EXERCISE REQUIREMENTS
Return every record below exactly as written, but leave out the pictures.

## BEGIN INPUT ROWS

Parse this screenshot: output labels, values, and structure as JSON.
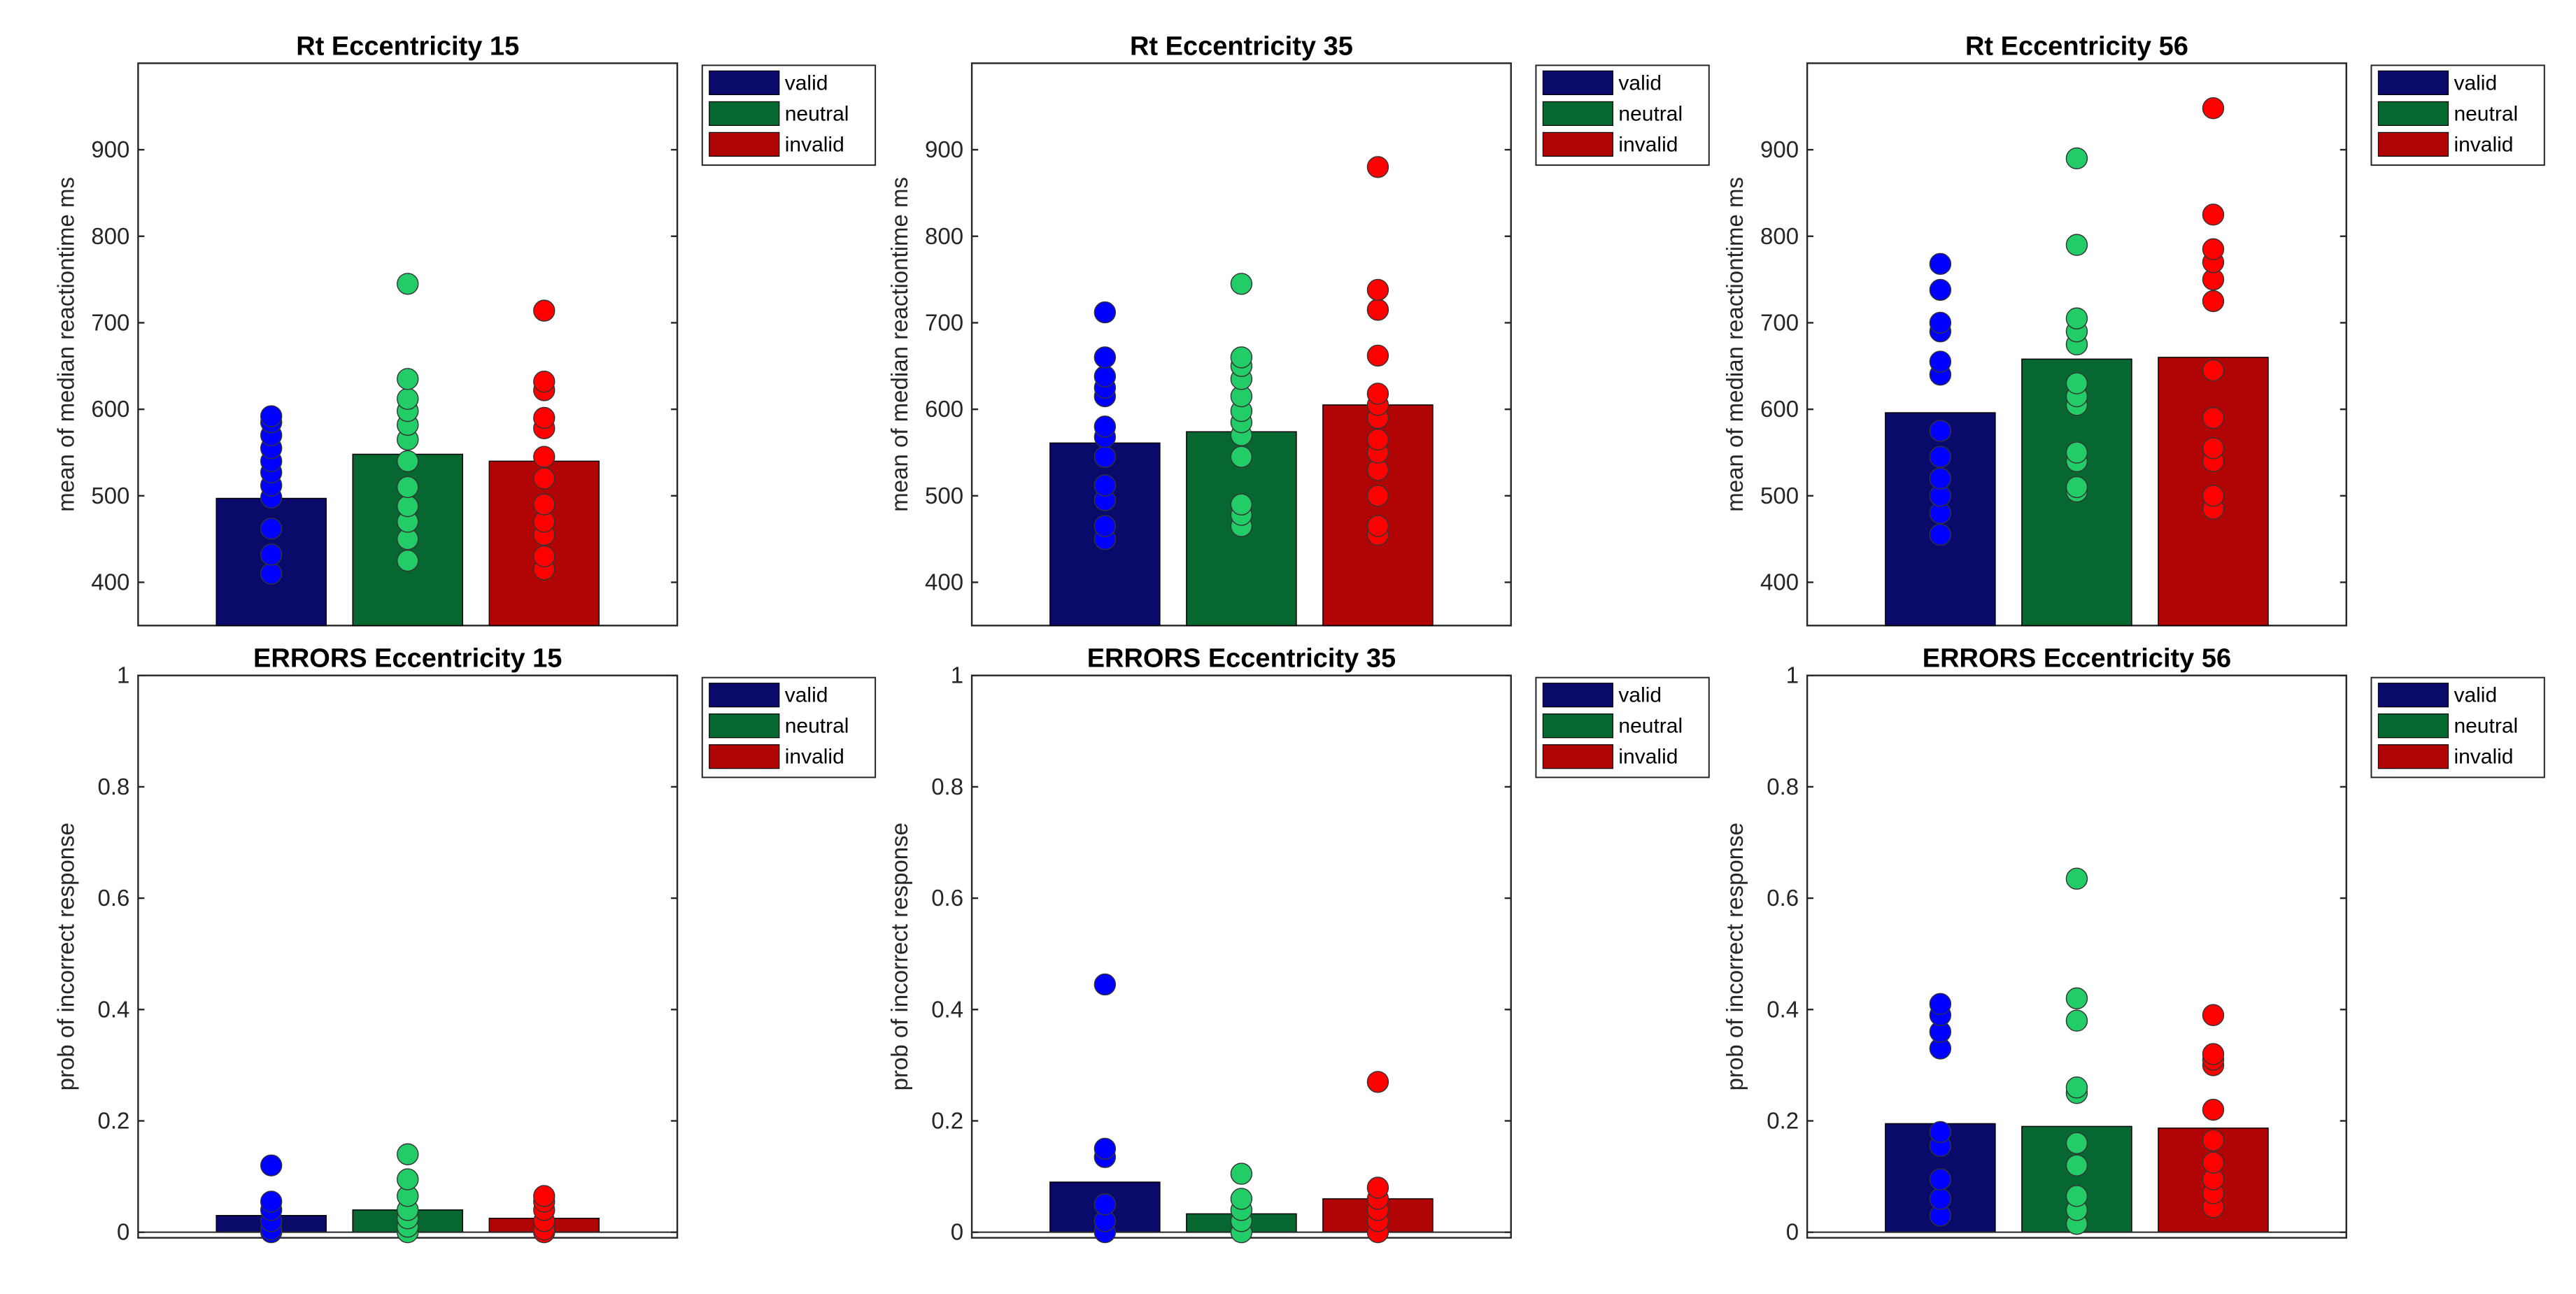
{
  "colors": {
    "valid": "#0a0a6b",
    "neutral": "#066830",
    "invalid": "#b10404",
    "valid_dot": "#0000ff",
    "neutral_dot": "#22cc66",
    "invalid_dot": "#ff0000",
    "axis": "#262626"
  },
  "legend_labels": [
    "valid",
    "neutral",
    "invalid"
  ],
  "chart_data": [
    {
      "type": "bar",
      "title": "Rt Eccentricity 15",
      "ylabel": "mean of median reactiontime ms",
      "ylim": [
        350,
        1000
      ],
      "yticks": [
        400,
        500,
        600,
        700,
        800,
        900
      ],
      "categories": [
        "valid",
        "neutral",
        "invalid"
      ],
      "values": [
        497,
        548,
        540
      ],
      "points": [
        [
          410,
          432,
          462,
          498,
          512,
          527,
          540,
          555,
          570,
          585,
          592
        ],
        [
          425,
          450,
          470,
          488,
          510,
          540,
          565,
          582,
          598,
          612,
          635,
          745
        ],
        [
          415,
          430,
          455,
          470,
          490,
          520,
          545,
          578,
          590,
          622,
          632,
          714
        ]
      ]
    },
    {
      "type": "bar",
      "title": "Rt Eccentricity 35",
      "ylabel": "mean of median reactiontime ms",
      "ylim": [
        350,
        1000
      ],
      "yticks": [
        400,
        500,
        600,
        700,
        800,
        900
      ],
      "categories": [
        "valid",
        "neutral",
        "invalid"
      ],
      "values": [
        561,
        574,
        605
      ],
      "points": [
        [
          450,
          465,
          495,
          512,
          545,
          568,
          580,
          615,
          625,
          638,
          660,
          712
        ],
        [
          465,
          478,
          490,
          545,
          570,
          585,
          598,
          615,
          635,
          650,
          660,
          745
        ],
        [
          455,
          465,
          500,
          530,
          550,
          565,
          590,
          605,
          618,
          662,
          715,
          738,
          880
        ]
      ]
    },
    {
      "type": "bar",
      "title": "Rt Eccentricity 56",
      "ylabel": "mean of median reactiontime ms",
      "ylim": [
        350,
        1000
      ],
      "yticks": [
        400,
        500,
        600,
        700,
        800,
        900
      ],
      "categories": [
        "valid",
        "neutral",
        "invalid"
      ],
      "values": [
        596,
        658,
        660
      ],
      "points": [
        [
          455,
          480,
          500,
          520,
          545,
          575,
          640,
          655,
          690,
          700,
          738,
          768
        ],
        [
          505,
          510,
          540,
          550,
          605,
          615,
          630,
          675,
          690,
          705,
          790,
          890
        ],
        [
          485,
          500,
          540,
          555,
          590,
          645,
          725,
          750,
          770,
          785,
          825,
          948
        ]
      ]
    },
    {
      "type": "bar",
      "title": "ERRORS Eccentricity 15",
      "ylabel": "prob of incorrect response",
      "ylim": [
        -0.01,
        1
      ],
      "yticks": [
        "0",
        "0.2",
        "0.4",
        "0.6",
        "0.8",
        "1"
      ],
      "categories": [
        "valid",
        "neutral",
        "invalid"
      ],
      "values": [
        0.03,
        0.04,
        0.025
      ],
      "points": [
        [
          0,
          0.005,
          0.02,
          0.04,
          0.055,
          0.12
        ],
        [
          0,
          0.01,
          0.025,
          0.04,
          0.065,
          0.095,
          0.14
        ],
        [
          0,
          0.005,
          0.02,
          0.04,
          0.055,
          0.065
        ]
      ]
    },
    {
      "type": "bar",
      "title": "ERRORS Eccentricity 35",
      "ylabel": "prob of incorrect response",
      "ylim": [
        -0.01,
        1
      ],
      "yticks": [
        "0",
        "0.2",
        "0.4",
        "0.6",
        "0.8",
        "1"
      ],
      "categories": [
        "valid",
        "neutral",
        "invalid"
      ],
      "values": [
        0.09,
        0.033,
        0.06
      ],
      "points": [
        [
          0,
          0.02,
          0.05,
          0.135,
          0.15,
          0.445
        ],
        [
          0,
          0.02,
          0.04,
          0.06,
          0.105
        ],
        [
          0,
          0.02,
          0.04,
          0.06,
          0.08,
          0.27
        ]
      ]
    },
    {
      "type": "bar",
      "title": "ERRORS Eccentricity 56",
      "ylabel": "prob of incorrect response",
      "ylim": [
        -0.01,
        1
      ],
      "yticks": [
        "0",
        "0.2",
        "0.4",
        "0.6",
        "0.8",
        "1"
      ],
      "categories": [
        "valid",
        "neutral",
        "invalid"
      ],
      "values": [
        0.195,
        0.19,
        0.187
      ],
      "points": [
        [
          0.03,
          0.06,
          0.095,
          0.155,
          0.18,
          0.33,
          0.36,
          0.39,
          0.41
        ],
        [
          0.015,
          0.04,
          0.065,
          0.12,
          0.16,
          0.25,
          0.26,
          0.38,
          0.42,
          0.635
        ],
        [
          0.045,
          0.07,
          0.095,
          0.125,
          0.165,
          0.22,
          0.3,
          0.31,
          0.32,
          0.39
        ]
      ]
    }
  ]
}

## END INPUT ROWS

FINAL ANSWER
Parse this screenshot: output labels, values, and structure as JSON.
{
  "colors": {
    "valid": "#0a0a6b",
    "neutral": "#066830",
    "invalid": "#b10404",
    "valid_dot": "#0000ff",
    "neutral_dot": "#22cc66",
    "invalid_dot": "#ff0000",
    "axis": "#262626"
  },
  "legend_labels": [
    "valid",
    "neutral",
    "invalid"
  ],
  "chart_data": [
    {
      "type": "bar",
      "title": "Rt Eccentricity 15",
      "ylabel": "mean of median reactiontime ms",
      "ylim": [
        350,
        1000
      ],
      "yticks": [
        400,
        500,
        600,
        700,
        800,
        900
      ],
      "categories": [
        "valid",
        "neutral",
        "invalid"
      ],
      "values": [
        497,
        548,
        540
      ],
      "points": [
        [
          410,
          432,
          462,
          498,
          512,
          527,
          540,
          555,
          570,
          585,
          592
        ],
        [
          425,
          450,
          470,
          488,
          510,
          540,
          565,
          582,
          598,
          612,
          635,
          745
        ],
        [
          415,
          430,
          455,
          470,
          490,
          520,
          545,
          578,
          590,
          622,
          632,
          714
        ]
      ]
    },
    {
      "type": "bar",
      "title": "Rt Eccentricity 35",
      "ylabel": "mean of median reactiontime ms",
      "ylim": [
        350,
        1000
      ],
      "yticks": [
        400,
        500,
        600,
        700,
        800,
        900
      ],
      "categories": [
        "valid",
        "neutral",
        "invalid"
      ],
      "values": [
        561,
        574,
        605
      ],
      "points": [
        [
          450,
          465,
          495,
          512,
          545,
          568,
          580,
          615,
          625,
          638,
          660,
          712
        ],
        [
          465,
          478,
          490,
          545,
          570,
          585,
          598,
          615,
          635,
          650,
          660,
          745
        ],
        [
          455,
          465,
          500,
          530,
          550,
          565,
          590,
          605,
          618,
          662,
          715,
          738,
          880
        ]
      ]
    },
    {
      "type": "bar",
      "title": "Rt Eccentricity 56",
      "ylabel": "mean of median reactiontime ms",
      "ylim": [
        350,
        1000
      ],
      "yticks": [
        400,
        500,
        600,
        700,
        800,
        900
      ],
      "categories": [
        "valid",
        "neutral",
        "invalid"
      ],
      "values": [
        596,
        658,
        660
      ],
      "points": [
        [
          455,
          480,
          500,
          520,
          545,
          575,
          640,
          655,
          690,
          700,
          738,
          768
        ],
        [
          505,
          510,
          540,
          550,
          605,
          615,
          630,
          675,
          690,
          705,
          790,
          890
        ],
        [
          485,
          500,
          540,
          555,
          590,
          645,
          725,
          750,
          770,
          785,
          825,
          948
        ]
      ]
    },
    {
      "type": "bar",
      "title": "ERRORS Eccentricity 15",
      "ylabel": "prob of incorrect response",
      "ylim": [
        -0.01,
        1
      ],
      "yticks": [
        "0",
        "0.2",
        "0.4",
        "0.6",
        "0.8",
        "1"
      ],
      "categories": [
        "valid",
        "neutral",
        "invalid"
      ],
      "values": [
        0.03,
        0.04,
        0.025
      ],
      "points": [
        [
          0,
          0.005,
          0.02,
          0.04,
          0.055,
          0.12
        ],
        [
          0,
          0.01,
          0.025,
          0.04,
          0.065,
          0.095,
          0.14
        ],
        [
          0,
          0.005,
          0.02,
          0.04,
          0.055,
          0.065
        ]
      ]
    },
    {
      "type": "bar",
      "title": "ERRORS Eccentricity 35",
      "ylabel": "prob of incorrect response",
      "ylim": [
        -0.01,
        1
      ],
      "yticks": [
        "0",
        "0.2",
        "0.4",
        "0.6",
        "0.8",
        "1"
      ],
      "categories": [
        "valid",
        "neutral",
        "invalid"
      ],
      "values": [
        0.09,
        0.033,
        0.06
      ],
      "points": [
        [
          0,
          0.02,
          0.05,
          0.135,
          0.15,
          0.445
        ],
        [
          0,
          0.02,
          0.04,
          0.06,
          0.105
        ],
        [
          0,
          0.02,
          0.04,
          0.06,
          0.08,
          0.27
        ]
      ]
    },
    {
      "type": "bar",
      "title": "ERRORS Eccentricity 56",
      "ylabel": "prob of incorrect response",
      "ylim": [
        -0.01,
        1
      ],
      "yticks": [
        "0",
        "0.2",
        "0.4",
        "0.6",
        "0.8",
        "1"
      ],
      "categories": [
        "valid",
        "neutral",
        "invalid"
      ],
      "values": [
        0.195,
        0.19,
        0.187
      ],
      "points": [
        [
          0.03,
          0.06,
          0.095,
          0.155,
          0.18,
          0.33,
          0.36,
          0.39,
          0.41
        ],
        [
          0.015,
          0.04,
          0.065,
          0.12,
          0.16,
          0.25,
          0.26,
          0.38,
          0.42,
          0.635
        ],
        [
          0.045,
          0.07,
          0.095,
          0.125,
          0.165,
          0.22,
          0.3,
          0.31,
          0.32,
          0.39
        ]
      ]
    }
  ]
}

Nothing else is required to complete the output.